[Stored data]
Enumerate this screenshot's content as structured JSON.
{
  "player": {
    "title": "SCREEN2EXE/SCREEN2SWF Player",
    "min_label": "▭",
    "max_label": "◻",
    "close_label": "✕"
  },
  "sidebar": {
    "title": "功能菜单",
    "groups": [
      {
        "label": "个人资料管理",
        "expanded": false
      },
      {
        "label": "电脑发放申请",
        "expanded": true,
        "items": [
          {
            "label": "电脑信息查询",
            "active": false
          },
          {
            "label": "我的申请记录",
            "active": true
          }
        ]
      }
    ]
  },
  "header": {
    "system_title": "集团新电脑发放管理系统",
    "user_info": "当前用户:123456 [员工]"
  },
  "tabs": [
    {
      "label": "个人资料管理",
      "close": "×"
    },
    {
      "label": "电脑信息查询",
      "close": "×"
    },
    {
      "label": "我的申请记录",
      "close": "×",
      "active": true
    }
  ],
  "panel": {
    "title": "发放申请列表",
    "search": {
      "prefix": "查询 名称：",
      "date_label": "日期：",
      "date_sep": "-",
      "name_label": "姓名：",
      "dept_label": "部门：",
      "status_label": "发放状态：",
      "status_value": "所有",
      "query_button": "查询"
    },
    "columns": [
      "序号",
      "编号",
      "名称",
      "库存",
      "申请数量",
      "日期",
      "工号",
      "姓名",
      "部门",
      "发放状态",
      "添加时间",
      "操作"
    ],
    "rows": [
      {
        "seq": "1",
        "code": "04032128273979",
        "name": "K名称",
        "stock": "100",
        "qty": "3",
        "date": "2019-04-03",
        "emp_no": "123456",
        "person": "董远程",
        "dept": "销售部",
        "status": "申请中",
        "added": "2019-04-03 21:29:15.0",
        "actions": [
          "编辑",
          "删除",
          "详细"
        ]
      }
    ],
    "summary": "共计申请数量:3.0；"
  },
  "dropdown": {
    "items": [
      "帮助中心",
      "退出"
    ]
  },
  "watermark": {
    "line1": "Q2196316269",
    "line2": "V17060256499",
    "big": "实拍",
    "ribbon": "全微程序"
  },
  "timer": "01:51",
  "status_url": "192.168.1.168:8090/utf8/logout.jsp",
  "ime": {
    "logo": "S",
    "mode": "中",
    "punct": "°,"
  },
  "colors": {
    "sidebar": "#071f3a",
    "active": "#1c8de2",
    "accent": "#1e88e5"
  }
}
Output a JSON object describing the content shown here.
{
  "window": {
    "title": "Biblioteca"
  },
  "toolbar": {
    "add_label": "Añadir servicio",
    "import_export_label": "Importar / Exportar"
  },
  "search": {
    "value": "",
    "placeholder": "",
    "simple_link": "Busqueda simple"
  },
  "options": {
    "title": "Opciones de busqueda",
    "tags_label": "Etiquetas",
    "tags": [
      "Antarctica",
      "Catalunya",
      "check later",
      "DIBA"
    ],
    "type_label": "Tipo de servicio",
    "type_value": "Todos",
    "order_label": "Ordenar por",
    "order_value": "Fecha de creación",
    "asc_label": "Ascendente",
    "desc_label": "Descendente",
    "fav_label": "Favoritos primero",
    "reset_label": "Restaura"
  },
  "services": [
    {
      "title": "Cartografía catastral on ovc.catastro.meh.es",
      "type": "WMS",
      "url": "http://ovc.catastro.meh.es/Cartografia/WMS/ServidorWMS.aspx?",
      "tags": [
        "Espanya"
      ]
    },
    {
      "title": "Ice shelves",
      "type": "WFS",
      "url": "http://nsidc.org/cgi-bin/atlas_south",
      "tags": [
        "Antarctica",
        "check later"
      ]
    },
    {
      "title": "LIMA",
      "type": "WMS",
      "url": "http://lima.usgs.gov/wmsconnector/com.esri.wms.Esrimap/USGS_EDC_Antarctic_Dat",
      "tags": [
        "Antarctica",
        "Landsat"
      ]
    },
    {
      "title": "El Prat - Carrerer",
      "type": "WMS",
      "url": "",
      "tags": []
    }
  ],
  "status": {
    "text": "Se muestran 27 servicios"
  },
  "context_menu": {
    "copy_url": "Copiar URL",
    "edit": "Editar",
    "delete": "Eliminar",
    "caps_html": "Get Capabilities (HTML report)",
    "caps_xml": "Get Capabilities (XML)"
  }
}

◆ Goal of the exercise: Check all the records above and select each line where the string "content" is found.

◆ Response for this exercise:
Enumerate this screenshot's content as structured JSON.
Output a JSON object describing the content shown here.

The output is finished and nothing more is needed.